--- START OF RECORD EXCERPTS ---

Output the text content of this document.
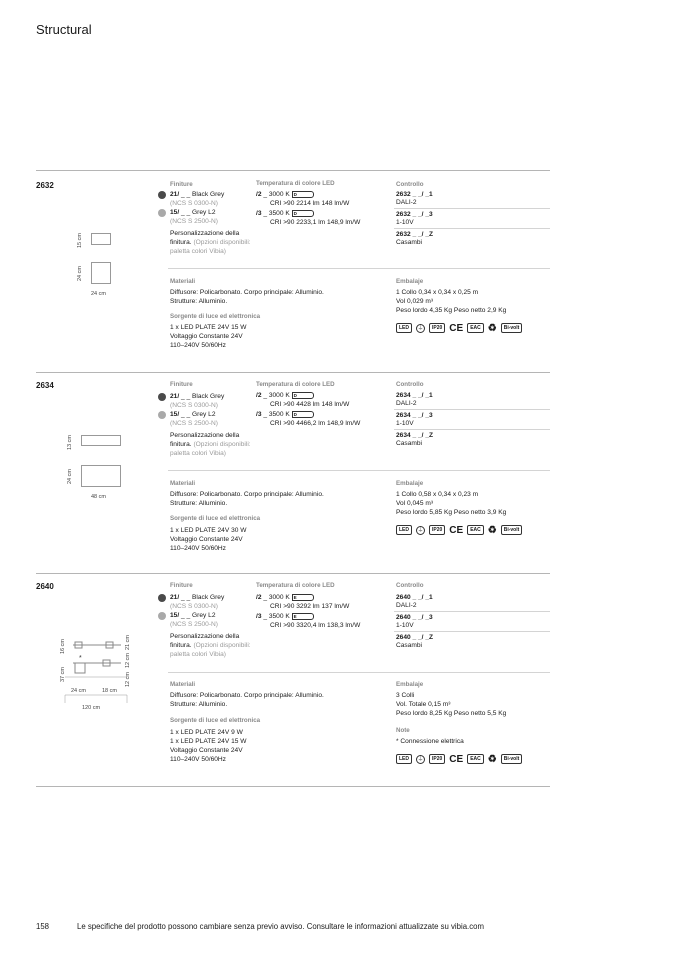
Structural
2632
15 cm
24 cm
24 cm
Finiture
21/ _ _ Black Grey
(NCS S 0300-N)
15/ _ _ Grey L2
(NCS S 2500-N)
Personalizzazione della
finitura. (Opzioni disponibili:
paletta colori Vibia)
Temperatura di colore LED
/2 _ 3000 K D
CRI >90 2214 lm 148 lm/W
/3 _ 3500 K D
CRI >90 2233,1 lm 148,9 lm/W
Controllo
2632 _ _/ _1
DALI-2
2632 _ _/ _3
1-10V
2632 _ _/ _Z
Casambi
Materiali
Diffusore: Policarbonato. Corpo principale: Alluminio.
Strutture: Alluminio.
Sorgente di luce ed elettronica
1 x LED PLATE 24V 15 W
Voltaggio Constante 24V
110–240V 50/60Hz
Embalaje
1 Collo 0,34 x 0,34 x 0,25 m
Vol 0,029 m³
Peso lordo 4,35 Kg Peso netto 2,9 Kg
LED	⏚	IP20 CE	EAC ♻	Bi-volt
2634
13 cm
24 cm
48 cm
Finiture
21/ _ _ Black Grey
(NCS S 0300-N)
15/ _ _ Grey L2
(NCS S 2500-N)
Personalizzazione della
finitura. (Opzioni disponibili:
paletta colori Vibia)
Temperatura di colore LED
/2 _ 3000 K D
CRI >90 4428 lm 148 lm/W
/3 _ 3500 K D
CRI >90 4466,2 lm 148,9 lm/W
Controllo
2634 _ _/ _1
DALI-2
2634 _ _/ _3
1-10V
2634 _ _/ _Z
Casambi
Materiali
Diffusore: Policarbonato. Corpo principale: Alluminio.
Strutture: Alluminio.
Sorgente di luce ed elettronica
1 x LED PLATE 24V 30 W
Voltaggio Constante 24V
110–240V 50/60Hz
Embalaje
1 Collo 0,58 x 0,34 x 0,23 m
Vol 0,045 m³
Peso lordo 5,85 Kg Peso netto 3,9 Kg
LED	⏚	IP20 CE	EAC ♻	Bi-volt
2640
*
16 cm
37 cm
21 cm
12 cm
12 cm
24 cm	18 cm
120 cm
Finiture
21/ _ _ Black Grey
(NCS S 0300-N)
15/ _ _ Grey L2
(NCS S 2500-N)
Personalizzazione della
finitura. (Opzioni disponibili:
paletta colori Vibia)
Temperatura di colore LED
/2 _ 3000 K E
CRI >90 3292 lm 137 lm/W
/3 _ 3500 K E
CRI >90 3320,4 lm 138,3 lm/W
Controllo
2640 _ _/ _1
DALI-2
2640 _ _/ _3
1-10V
2640 _ _/ _Z
Casambi
Materiali
Diffusore: Policarbonato. Corpo principale: Alluminio.
Strutture: Alluminio.
Sorgente di luce ed elettronica
1 x LED PLATE 24V 9 W
1 x LED PLATE 24V 15 W
Voltaggio Constante 24V
110–240V 50/60Hz
Embalaje
3 Colli
Vol. Totale 0,15 m³
Peso lordo 8,25 Kg Peso netto 5,5 Kg
Note
* Connessione elettrica
LED	⏚	IP20 CE	EAC ♻	Bi-volt
158	Le specifiche del prodotto possono cambiare senza previo avviso. Consultare le informazioni attualizzate su vibia.com
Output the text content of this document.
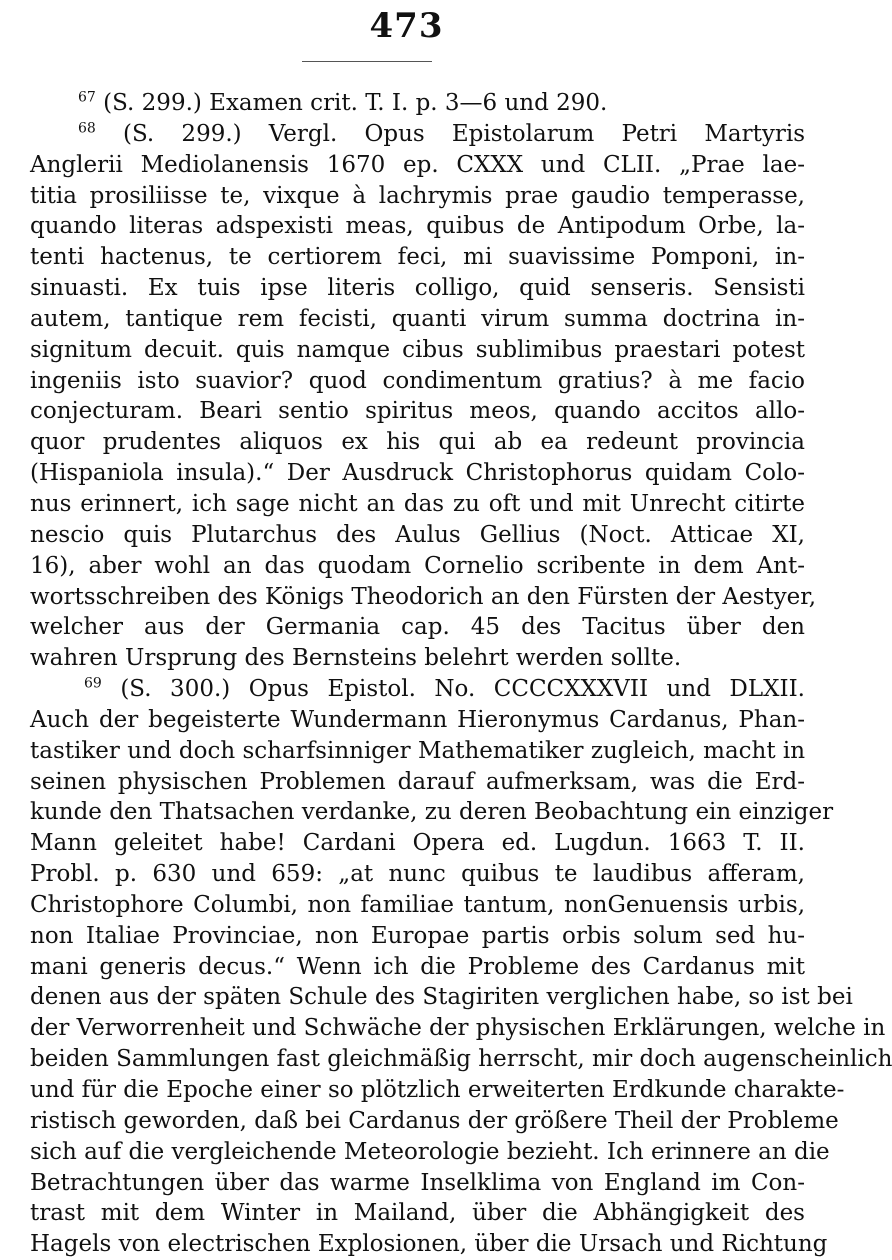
473
$^{67}$ (S. 299.) Examen crit. T. I. p. 3—6 und 290.
$^{68}$ (S. 299.) Vergl. Opus Epistolarum Petri Martyris
Anglerii Mediolanensis 1670 ep. CXXX und CLII. „Prae lae-
titia prosiliisse te, vixque à lachrymis prae gaudio temperasse,
quando literas adspexisti meas, quibus de Antipodum Orbe, la-
tenti hactenus, te certiorem feci, mi suavissime Pomponi, in-
sinuasti. Ex tuis ipse literis colligo, quid senseris. Sensisti
autem, tantique rem fecisti, quanti virum summa doctrina in-
signitum decuit. quis namque cibus sublimibus praestari potest
ingeniis isto suavior? quod condimentum gratius? à me facio
conjecturam. Beari sentio spiritus meos, quando accitos allo-
quor prudentes aliquos ex his qui ab ea redeunt provincia
(Hispaniola insula).“ Der Ausdruck Christophorus quidam Colo-
nus erinnert, ich sage nicht an das zu oft und mit Unrecht citirte
nescio quis Plutarchus des Aulus Gellius (Noct. Atticae XI,
16), aber wohl an das quodam Cornelio scribente in dem Ant-
wortsschreiben des Königs Theodorich an den Fürsten der Aestyer,
welcher aus der Germania cap. 45 des Tacitus über den
wahren Ursprung des Bernsteins belehrt werden sollte.
$^{69}$ (S. 300.) Opus Epistol. No. CCCCXXXVII und DLXII.
Auch der begeisterte Wundermann Hieronymus Cardanus, Phan-
tastiker und doch scharfsinniger Mathematiker zugleich, macht in
seinen physischen Problemen darauf aufmerksam, was die Erd-
kunde den Thatsachen verdanke, zu deren Beobachtung ein einziger
Mann geleitet habe! Cardani Opera ed. Lugdun. 1663 T. II.
Probl. p. 630 und 659: „at nunc quibus te laudibus afferam,
Christophore Columbi, non familiae tantum, nonGenuensis urbis,
non Italiae Provinciae, non Europae partis orbis solum sed hu-
mani generis decus.“ Wenn ich die Probleme des Cardanus mit
denen aus der späten Schule des Stagiriten verglichen habe, so ist bei
der Verworrenheit und Schwäche der physischen Erklärungen, welche in
beiden Sammlungen fast gleichmäßig herrscht, mir doch augenscheinlich
und für die Epoche einer so plötzlich erweiterten Erdkunde charakte-
ristisch geworden, daß bei Cardanus der größere Theil der Probleme
sich auf die vergleichende Meteorologie bezieht. Ich erinnere an die
Betrachtungen über das warme Inselklima von England im Con-
trast mit dem Winter in Mailand, über die Abhängigkeit des
Hagels von electrischen Explosionen, über die Ursach und Richtung
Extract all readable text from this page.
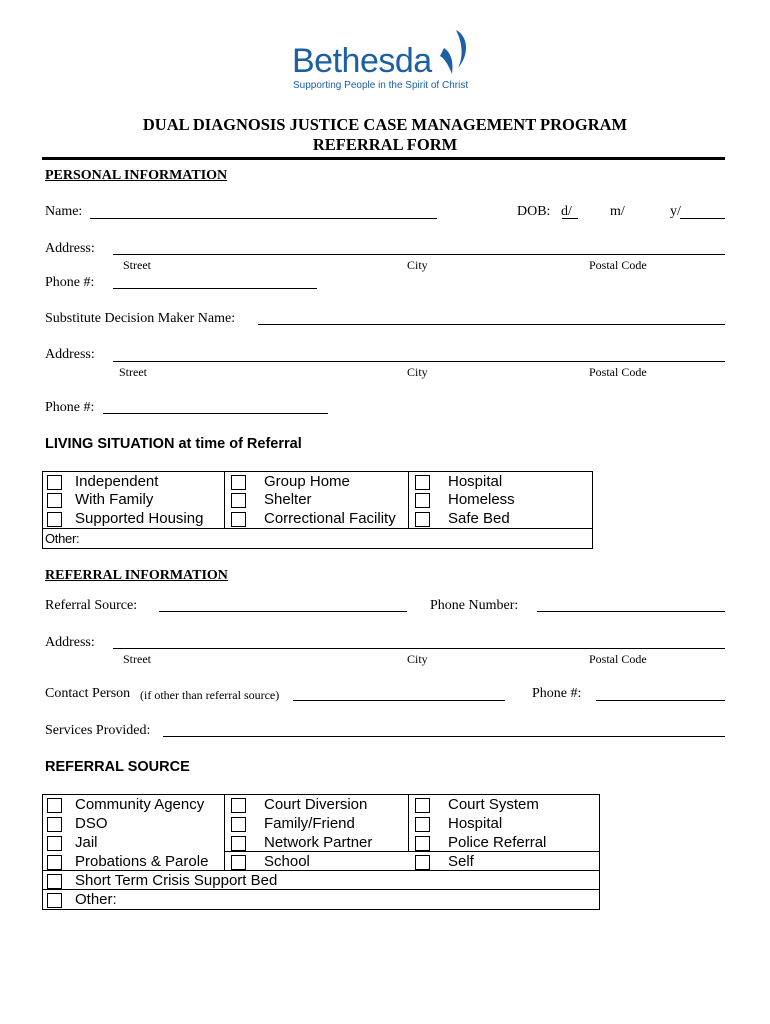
Bethesda
Supporting People in the Spirit of Christ
DUAL DIAGNOSIS JUSTICE CASE MANAGEMENT PROGRAM
REFERRAL FORM
PERSONAL INFORMATION
Name:	DOB: d/	m/	y/
Address:
Street	City	Postal Code
Phone #:
Substitute Decision Maker Name:
Address:
Street	City	Postal Code
Phone #:
LIVING SITUATION at time of Referral
Independent
With Family
Supported Housing
Group Home
Shelter
Correctional Facility
Hospital
Homeless
Safe Bed
Other:
REFERRAL INFORMATION
Referral Source:	Phone Number:
Address:
Street	City	Postal Code
Contact Person (if other than referral source)	Phone #:
Services Provided:
REFERRAL SOURCE
Community Agency
DSO
Jail
Probations & Parole
Court Diversion
Family/Friend
Network Partner
School
Court System
Hospital
Police Referral
Self
Short Term Crisis Support Bed
Other:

--- END OF RECORD EXCERPTS ---

Copy out every line with the word "quando".

quando literas adspexisti meas, quibus de Antipodum Orbe, la-
conjecturam. Beari sentio spiritus meos, quando accitos allo-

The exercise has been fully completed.